WHAT THIS TASK INVOLVES - From the entries that follow, pick out all lines holding "nSMC".

DATA LISTING -
↓

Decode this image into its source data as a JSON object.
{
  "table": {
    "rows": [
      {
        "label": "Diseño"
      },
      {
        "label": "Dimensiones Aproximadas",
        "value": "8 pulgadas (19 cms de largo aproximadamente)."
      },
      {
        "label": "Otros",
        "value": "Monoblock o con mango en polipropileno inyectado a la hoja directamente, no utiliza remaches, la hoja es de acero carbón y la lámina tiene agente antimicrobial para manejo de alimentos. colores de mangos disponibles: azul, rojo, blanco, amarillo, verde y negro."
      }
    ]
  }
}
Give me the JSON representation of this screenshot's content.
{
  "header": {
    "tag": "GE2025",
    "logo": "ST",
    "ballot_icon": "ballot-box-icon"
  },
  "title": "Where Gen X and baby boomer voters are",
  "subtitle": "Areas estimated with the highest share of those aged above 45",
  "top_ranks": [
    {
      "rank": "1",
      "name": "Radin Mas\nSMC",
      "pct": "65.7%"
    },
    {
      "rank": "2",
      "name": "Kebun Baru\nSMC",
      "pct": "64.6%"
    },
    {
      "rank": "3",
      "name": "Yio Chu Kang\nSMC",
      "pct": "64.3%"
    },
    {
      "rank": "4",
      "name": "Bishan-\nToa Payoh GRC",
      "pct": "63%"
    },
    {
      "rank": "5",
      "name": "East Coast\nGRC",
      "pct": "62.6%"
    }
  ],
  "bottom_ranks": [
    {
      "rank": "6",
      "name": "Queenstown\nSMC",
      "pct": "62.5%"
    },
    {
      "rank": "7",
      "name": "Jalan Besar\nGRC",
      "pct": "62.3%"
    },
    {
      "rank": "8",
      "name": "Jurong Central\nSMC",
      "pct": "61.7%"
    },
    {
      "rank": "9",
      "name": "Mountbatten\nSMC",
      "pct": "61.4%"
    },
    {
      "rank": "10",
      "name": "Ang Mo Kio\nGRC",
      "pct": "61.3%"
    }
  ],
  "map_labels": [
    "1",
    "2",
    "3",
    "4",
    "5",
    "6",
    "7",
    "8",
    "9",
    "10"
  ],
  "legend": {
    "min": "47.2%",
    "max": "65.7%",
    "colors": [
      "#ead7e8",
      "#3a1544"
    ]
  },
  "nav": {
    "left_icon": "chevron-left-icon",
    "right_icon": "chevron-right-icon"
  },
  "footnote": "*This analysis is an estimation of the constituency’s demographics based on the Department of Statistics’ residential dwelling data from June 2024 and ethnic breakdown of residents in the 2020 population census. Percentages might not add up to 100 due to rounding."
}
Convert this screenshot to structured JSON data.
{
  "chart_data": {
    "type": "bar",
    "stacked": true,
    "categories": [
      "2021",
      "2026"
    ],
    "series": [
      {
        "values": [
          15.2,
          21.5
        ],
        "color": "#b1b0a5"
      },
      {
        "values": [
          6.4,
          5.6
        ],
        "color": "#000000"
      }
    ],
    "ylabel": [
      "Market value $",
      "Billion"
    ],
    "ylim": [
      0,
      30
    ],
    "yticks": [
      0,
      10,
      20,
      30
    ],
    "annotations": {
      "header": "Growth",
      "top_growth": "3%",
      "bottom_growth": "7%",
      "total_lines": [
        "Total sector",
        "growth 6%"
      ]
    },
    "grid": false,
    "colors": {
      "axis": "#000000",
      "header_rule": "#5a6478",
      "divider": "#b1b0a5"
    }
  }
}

↑

COMPLETED TASK -
      "name": "Radin Mas\nSMC",
      "name": "Kebun Baru\nSMC",
      "name": "Yio Chu Kang\nSMC",
      "name": "Queenstown\nSMC",
      "name": "Jurong Central\nSMC",
      "name": "Mountbatten\nSMC",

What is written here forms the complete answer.